• **Directions for this task**:
A faithful copy of all the data below, please; leave no line out.

• **Supplied data**:
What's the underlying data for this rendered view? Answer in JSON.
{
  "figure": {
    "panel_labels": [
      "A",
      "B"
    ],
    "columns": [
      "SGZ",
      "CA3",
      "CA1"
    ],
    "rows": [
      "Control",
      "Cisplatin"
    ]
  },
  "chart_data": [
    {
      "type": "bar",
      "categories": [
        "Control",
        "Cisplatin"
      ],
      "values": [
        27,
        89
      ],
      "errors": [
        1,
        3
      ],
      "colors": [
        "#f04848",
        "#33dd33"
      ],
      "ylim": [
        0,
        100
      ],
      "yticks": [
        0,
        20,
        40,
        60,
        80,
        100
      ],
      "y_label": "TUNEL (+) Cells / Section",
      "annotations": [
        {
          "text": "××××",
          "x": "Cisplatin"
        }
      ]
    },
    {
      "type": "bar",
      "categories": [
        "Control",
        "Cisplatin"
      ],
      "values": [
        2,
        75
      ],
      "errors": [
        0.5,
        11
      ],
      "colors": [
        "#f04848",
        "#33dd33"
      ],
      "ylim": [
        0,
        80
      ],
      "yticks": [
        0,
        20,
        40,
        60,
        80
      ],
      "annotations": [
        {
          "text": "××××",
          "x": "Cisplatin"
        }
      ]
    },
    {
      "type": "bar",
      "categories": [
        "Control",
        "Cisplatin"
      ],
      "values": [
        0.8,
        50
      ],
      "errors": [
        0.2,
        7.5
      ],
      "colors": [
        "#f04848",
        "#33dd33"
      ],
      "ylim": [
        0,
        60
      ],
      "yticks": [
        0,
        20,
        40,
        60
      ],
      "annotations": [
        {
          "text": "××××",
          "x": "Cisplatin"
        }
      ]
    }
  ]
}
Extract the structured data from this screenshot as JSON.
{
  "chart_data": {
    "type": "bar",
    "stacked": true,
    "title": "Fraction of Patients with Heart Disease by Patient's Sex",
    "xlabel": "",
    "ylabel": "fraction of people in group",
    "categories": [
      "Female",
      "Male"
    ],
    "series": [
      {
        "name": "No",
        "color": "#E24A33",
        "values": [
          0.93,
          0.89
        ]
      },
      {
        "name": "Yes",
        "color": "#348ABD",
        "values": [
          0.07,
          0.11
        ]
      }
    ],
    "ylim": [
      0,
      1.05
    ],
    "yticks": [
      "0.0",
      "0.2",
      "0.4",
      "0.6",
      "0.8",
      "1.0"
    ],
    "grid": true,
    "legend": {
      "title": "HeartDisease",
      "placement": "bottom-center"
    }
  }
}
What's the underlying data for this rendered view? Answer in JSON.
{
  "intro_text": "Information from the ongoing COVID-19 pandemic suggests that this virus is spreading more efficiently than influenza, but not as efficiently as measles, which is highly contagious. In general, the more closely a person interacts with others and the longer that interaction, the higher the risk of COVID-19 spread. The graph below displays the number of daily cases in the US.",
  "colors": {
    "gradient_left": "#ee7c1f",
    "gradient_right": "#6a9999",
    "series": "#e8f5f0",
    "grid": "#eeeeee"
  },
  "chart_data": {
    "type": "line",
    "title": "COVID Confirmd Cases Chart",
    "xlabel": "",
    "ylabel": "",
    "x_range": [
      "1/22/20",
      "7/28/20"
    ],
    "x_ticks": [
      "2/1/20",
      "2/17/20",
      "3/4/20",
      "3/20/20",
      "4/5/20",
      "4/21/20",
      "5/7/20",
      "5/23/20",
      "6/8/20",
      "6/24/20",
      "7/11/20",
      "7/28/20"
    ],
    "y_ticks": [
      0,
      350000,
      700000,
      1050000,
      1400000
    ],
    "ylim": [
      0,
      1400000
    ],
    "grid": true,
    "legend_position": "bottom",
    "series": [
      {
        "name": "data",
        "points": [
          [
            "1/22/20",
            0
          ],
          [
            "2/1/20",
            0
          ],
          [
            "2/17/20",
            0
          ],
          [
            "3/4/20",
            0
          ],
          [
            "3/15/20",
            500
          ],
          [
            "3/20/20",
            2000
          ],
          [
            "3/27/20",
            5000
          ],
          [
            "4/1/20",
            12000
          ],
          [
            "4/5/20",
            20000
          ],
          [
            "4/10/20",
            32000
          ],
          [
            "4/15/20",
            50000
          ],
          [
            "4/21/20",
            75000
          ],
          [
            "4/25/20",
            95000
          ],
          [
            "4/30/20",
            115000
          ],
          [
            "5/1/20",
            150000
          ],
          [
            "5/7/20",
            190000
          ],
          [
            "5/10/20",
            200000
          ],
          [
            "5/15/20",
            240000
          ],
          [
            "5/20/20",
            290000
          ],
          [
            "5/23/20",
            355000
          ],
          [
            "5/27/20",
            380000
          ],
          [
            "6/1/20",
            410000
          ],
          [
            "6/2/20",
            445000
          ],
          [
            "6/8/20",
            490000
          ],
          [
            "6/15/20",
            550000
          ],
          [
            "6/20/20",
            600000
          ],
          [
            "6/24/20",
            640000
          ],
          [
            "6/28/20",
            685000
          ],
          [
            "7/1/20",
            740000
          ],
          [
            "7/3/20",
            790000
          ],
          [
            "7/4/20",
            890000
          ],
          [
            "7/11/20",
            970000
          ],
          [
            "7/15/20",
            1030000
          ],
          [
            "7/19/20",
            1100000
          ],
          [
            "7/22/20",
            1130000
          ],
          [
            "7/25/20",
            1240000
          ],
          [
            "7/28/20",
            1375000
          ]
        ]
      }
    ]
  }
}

• **Exercise result**:
What's the underlying data for this rendered view? Answer in JSON.
{
  "figure": {
    "panel_labels": [
      "A",
      "B"
    ],
    "columns": [
      "SGZ",
      "CA3",
      "CA1"
    ],
    "rows": [
      "Control",
      "Cisplatin"
    ]
  },
  "chart_data": [
    {
      "type": "bar",
      "categories": [
        "Control",
        "Cisplatin"
      ],
      "values": [
        27,
        89
      ],
      "errors": [
        1,
        3
      ],
      "colors": [
        "#f04848",
        "#33dd33"
      ],
      "ylim": [
        0,
        100
      ],
      "yticks": [
        0,
        20,
        40,
        60,
        80,
        100
      ],
      "y_label": "TUNEL (+) Cells / Section",
      "annotations": [
        {
          "text": "××××",
          "x": "Cisplatin"
        }
      ]
    },
    {
      "type": "bar",
      "categories": [
        "Control",
        "Cisplatin"
      ],
      "values": [
        2,
        75
      ],
      "errors": [
        0.5,
        11
      ],
      "colors": [
        "#f04848",
        "#33dd33"
      ],
      "ylim": [
        0,
        80
      ],
      "yticks": [
        0,
        20,
        40,
        60,
        80
      ],
      "annotations": [
        {
          "text": "××××",
          "x": "Cisplatin"
        }
      ]
    },
    {
      "type": "bar",
      "categories": [
        "Control",
        "Cisplatin"
      ],
      "values": [
        0.8,
        50
      ],
      "errors": [
        0.2,
        7.5
      ],
      "colors": [
        "#f04848",
        "#33dd33"
      ],
      "ylim": [
        0,
        60
      ],
      "yticks": [
        0,
        20,
        40,
        60
      ],
      "annotations": [
        {
          "text": "××××",
          "x": "Cisplatin"
        }
      ]
    }
  ]
}
Extract the structured data from this screenshot as JSON.
{
  "chart_data": {
    "type": "bar",
    "stacked": true,
    "title": "Fraction of Patients with Heart Disease by Patient's Sex",
    "xlabel": "",
    "ylabel": "fraction of people in group",
    "categories": [
      "Female",
      "Male"
    ],
    "series": [
      {
        "name": "No",
        "color": "#E24A33",
        "values": [
          0.93,
          0.89
        ]
      },
      {
        "name": "Yes",
        "color": "#348ABD",
        "values": [
          0.07,
          0.11
        ]
      }
    ],
    "ylim": [
      0,
      1.05
    ],
    "yticks": [
      "0.0",
      "0.2",
      "0.4",
      "0.6",
      "0.8",
      "1.0"
    ],
    "grid": true,
    "legend": {
      "title": "HeartDisease",
      "placement": "bottom-center"
    }
  }
}
What's the underlying data for this rendered view? Answer in JSON.
{
  "intro_text": "Information from the ongoing COVID-19 pandemic suggests that this virus is spreading more efficiently than influenza, but not as efficiently as measles, which is highly contagious. In general, the more closely a person interacts with others and the longer that interaction, the higher the risk of COVID-19 spread. The graph below displays the number of daily cases in the US.",
  "colors": {
    "gradient_left": "#ee7c1f",
    "gradient_right": "#6a9999",
    "series": "#e8f5f0",
    "grid": "#eeeeee"
  },
  "chart_data": {
    "type": "line",
    "title": "COVID Confirmd Cases Chart",
    "xlabel": "",
    "ylabel": "",
    "x_range": [
      "1/22/20",
      "7/28/20"
    ],
    "x_ticks": [
      "2/1/20",
      "2/17/20",
      "3/4/20",
      "3/20/20",
      "4/5/20",
      "4/21/20",
      "5/7/20",
      "5/23/20",
      "6/8/20",
      "6/24/20",
      "7/11/20",
      "7/28/20"
    ],
    "y_ticks": [
      0,
      350000,
      700000,
      1050000,
      1400000
    ],
    "ylim": [
      0,
      1400000
    ],
    "grid": true,
    "legend_position": "bottom",
    "series": [
      {
        "name": "data",
        "points": [
          [
            "1/22/20",
            0
          ],
          [
            "2/1/20",
            0
          ],
          [
            "2/17/20",
            0
          ],
          [
            "3/4/20",
            0
          ],
          [
            "3/15/20",
            500
          ],
          [
            "3/20/20",
            2000
          ],
          [
            "3/27/20",
            5000
          ],
          [
            "4/1/20",
            12000
          ],
          [
            "4/5/20",
            20000
          ],
          [
            "4/10/20",
            32000
          ],
          [
            "4/15/20",
            50000
          ],
          [
            "4/21/20",
            75000
          ],
          [
            "4/25/20",
            95000
          ],
          [
            "4/30/20",
            115000
          ],
          [
            "5/1/20",
            150000
          ],
          [
            "5/7/20",
            190000
          ],
          [
            "5/10/20",
            200000
          ],
          [
            "5/15/20",
            240000
          ],
          [
            "5/20/20",
            290000
          ],
          [
            "5/23/20",
            355000
          ],
          [
            "5/27/20",
            380000
          ],
          [
            "6/1/20",
            410000
          ],
          [
            "6/2/20",
            445000
          ],
          [
            "6/8/20",
            490000
          ],
          [
            "6/15/20",
            550000
          ],
          [
            "6/20/20",
            600000
          ],
          [
            "6/24/20",
            640000
          ],
          [
            "6/28/20",
            685000
          ],
          [
            "7/1/20",
            740000
          ],
          [
            "7/3/20",
            790000
          ],
          [
            "7/4/20",
            890000
          ],
          [
            "7/11/20",
            970000
          ],
          [
            "7/15/20",
            1030000
          ],
          [
            "7/19/20",
            1100000
          ],
          [
            "7/22/20",
            1130000
          ],
          [
            "7/25/20",
            1240000
          ],
          [
            "7/28/20",
            1375000
          ]
        ]
      }
    ]
  }
}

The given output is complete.